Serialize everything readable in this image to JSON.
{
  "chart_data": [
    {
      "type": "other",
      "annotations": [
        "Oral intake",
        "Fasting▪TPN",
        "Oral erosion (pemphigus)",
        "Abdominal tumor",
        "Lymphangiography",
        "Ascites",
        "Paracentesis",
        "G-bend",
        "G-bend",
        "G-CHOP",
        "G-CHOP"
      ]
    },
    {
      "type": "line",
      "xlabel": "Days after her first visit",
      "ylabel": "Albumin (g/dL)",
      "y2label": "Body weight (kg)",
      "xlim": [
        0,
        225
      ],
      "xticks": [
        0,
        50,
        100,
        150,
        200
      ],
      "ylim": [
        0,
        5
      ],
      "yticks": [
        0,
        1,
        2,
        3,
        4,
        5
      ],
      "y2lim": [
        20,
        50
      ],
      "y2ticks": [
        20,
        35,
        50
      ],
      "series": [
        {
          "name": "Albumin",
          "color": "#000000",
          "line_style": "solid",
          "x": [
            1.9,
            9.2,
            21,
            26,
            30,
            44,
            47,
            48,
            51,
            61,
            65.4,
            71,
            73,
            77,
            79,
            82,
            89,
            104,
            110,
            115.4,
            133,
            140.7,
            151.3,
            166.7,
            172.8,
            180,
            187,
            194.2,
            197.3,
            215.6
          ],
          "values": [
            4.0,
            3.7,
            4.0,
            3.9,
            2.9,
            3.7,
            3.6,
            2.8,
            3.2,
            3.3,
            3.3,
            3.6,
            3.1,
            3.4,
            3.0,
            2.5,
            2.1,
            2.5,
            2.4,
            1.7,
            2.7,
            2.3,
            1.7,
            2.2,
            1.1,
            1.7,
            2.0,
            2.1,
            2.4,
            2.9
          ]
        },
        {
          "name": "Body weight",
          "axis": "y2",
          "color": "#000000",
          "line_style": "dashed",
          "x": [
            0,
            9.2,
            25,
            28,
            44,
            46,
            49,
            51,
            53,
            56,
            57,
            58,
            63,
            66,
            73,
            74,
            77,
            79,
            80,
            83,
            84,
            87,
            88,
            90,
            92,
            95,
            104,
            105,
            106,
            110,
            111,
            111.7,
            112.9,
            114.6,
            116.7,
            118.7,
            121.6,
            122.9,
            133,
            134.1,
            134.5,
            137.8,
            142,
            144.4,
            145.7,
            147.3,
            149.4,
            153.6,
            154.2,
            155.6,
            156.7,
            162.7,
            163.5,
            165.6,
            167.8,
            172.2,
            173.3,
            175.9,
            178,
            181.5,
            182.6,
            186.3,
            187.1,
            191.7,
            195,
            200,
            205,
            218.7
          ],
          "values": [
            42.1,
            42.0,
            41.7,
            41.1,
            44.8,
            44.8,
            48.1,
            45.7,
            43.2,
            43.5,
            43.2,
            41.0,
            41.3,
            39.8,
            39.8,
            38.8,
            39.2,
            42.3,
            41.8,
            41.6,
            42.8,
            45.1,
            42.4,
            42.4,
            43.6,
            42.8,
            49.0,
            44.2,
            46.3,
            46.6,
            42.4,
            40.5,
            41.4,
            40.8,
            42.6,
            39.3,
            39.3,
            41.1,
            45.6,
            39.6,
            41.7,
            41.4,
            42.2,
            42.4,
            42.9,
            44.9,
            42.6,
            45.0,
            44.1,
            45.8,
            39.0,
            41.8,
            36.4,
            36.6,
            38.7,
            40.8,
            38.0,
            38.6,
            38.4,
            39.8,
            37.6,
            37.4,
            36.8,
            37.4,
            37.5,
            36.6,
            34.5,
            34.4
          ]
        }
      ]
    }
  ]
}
------------------------
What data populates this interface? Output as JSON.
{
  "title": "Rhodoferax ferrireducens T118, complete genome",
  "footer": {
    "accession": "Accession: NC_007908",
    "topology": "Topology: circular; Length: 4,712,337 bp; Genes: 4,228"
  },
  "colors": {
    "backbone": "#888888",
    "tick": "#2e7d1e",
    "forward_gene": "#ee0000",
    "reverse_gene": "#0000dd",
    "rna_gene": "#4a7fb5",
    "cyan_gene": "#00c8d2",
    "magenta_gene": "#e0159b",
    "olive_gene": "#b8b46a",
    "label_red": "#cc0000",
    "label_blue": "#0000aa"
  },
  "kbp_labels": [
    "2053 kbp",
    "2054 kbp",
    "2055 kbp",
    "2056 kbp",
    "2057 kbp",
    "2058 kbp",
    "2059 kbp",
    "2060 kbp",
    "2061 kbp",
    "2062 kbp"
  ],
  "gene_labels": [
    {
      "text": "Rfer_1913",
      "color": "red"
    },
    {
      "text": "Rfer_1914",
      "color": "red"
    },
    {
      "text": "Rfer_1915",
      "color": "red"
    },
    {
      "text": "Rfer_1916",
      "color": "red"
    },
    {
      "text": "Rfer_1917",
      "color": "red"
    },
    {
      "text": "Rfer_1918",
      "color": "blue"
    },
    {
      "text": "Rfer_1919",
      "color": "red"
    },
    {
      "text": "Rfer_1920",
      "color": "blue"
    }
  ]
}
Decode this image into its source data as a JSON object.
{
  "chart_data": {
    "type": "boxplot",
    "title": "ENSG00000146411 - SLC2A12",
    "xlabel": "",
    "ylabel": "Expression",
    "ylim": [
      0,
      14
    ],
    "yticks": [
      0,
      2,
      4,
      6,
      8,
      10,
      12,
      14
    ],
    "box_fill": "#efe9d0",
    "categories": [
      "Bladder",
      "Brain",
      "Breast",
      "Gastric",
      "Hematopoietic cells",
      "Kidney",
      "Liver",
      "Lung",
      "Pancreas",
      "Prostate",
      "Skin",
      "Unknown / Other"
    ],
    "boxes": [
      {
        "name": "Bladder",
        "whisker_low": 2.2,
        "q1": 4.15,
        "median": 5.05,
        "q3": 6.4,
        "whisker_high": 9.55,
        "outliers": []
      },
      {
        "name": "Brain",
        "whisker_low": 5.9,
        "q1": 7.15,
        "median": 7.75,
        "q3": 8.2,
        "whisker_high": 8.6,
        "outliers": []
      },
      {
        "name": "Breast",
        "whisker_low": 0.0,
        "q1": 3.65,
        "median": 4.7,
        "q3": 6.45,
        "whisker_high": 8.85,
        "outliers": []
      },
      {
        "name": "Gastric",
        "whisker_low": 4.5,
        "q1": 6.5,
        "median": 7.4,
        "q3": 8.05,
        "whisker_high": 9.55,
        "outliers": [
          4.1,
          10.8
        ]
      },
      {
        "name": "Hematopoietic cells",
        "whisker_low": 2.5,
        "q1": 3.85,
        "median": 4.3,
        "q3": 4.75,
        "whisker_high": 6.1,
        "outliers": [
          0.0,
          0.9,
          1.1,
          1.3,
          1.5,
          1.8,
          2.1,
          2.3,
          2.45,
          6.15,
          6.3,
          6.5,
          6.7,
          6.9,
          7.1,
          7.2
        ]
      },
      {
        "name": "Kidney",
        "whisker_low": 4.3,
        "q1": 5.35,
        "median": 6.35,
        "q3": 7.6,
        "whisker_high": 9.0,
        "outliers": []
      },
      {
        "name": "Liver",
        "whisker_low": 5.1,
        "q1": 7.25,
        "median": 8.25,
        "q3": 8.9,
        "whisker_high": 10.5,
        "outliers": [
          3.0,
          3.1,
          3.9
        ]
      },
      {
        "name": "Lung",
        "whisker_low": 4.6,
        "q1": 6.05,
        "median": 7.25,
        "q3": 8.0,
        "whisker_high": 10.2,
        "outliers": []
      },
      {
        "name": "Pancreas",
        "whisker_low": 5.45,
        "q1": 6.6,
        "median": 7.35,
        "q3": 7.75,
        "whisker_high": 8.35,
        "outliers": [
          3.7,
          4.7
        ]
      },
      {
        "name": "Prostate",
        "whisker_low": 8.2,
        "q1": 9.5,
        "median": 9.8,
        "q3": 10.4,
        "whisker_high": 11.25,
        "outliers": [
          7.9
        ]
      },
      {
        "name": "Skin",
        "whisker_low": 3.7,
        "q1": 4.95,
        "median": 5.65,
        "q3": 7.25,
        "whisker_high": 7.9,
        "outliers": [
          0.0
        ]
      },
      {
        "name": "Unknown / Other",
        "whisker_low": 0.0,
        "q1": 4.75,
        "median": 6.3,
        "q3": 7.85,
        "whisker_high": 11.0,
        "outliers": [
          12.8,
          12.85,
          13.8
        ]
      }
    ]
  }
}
------------------------
> Exercise description: Scan the records for the word "Body". Copy each line where it turns up.

> Exercise output:
      "y2label": "Body weight (kg)",
          "name": "Body weight",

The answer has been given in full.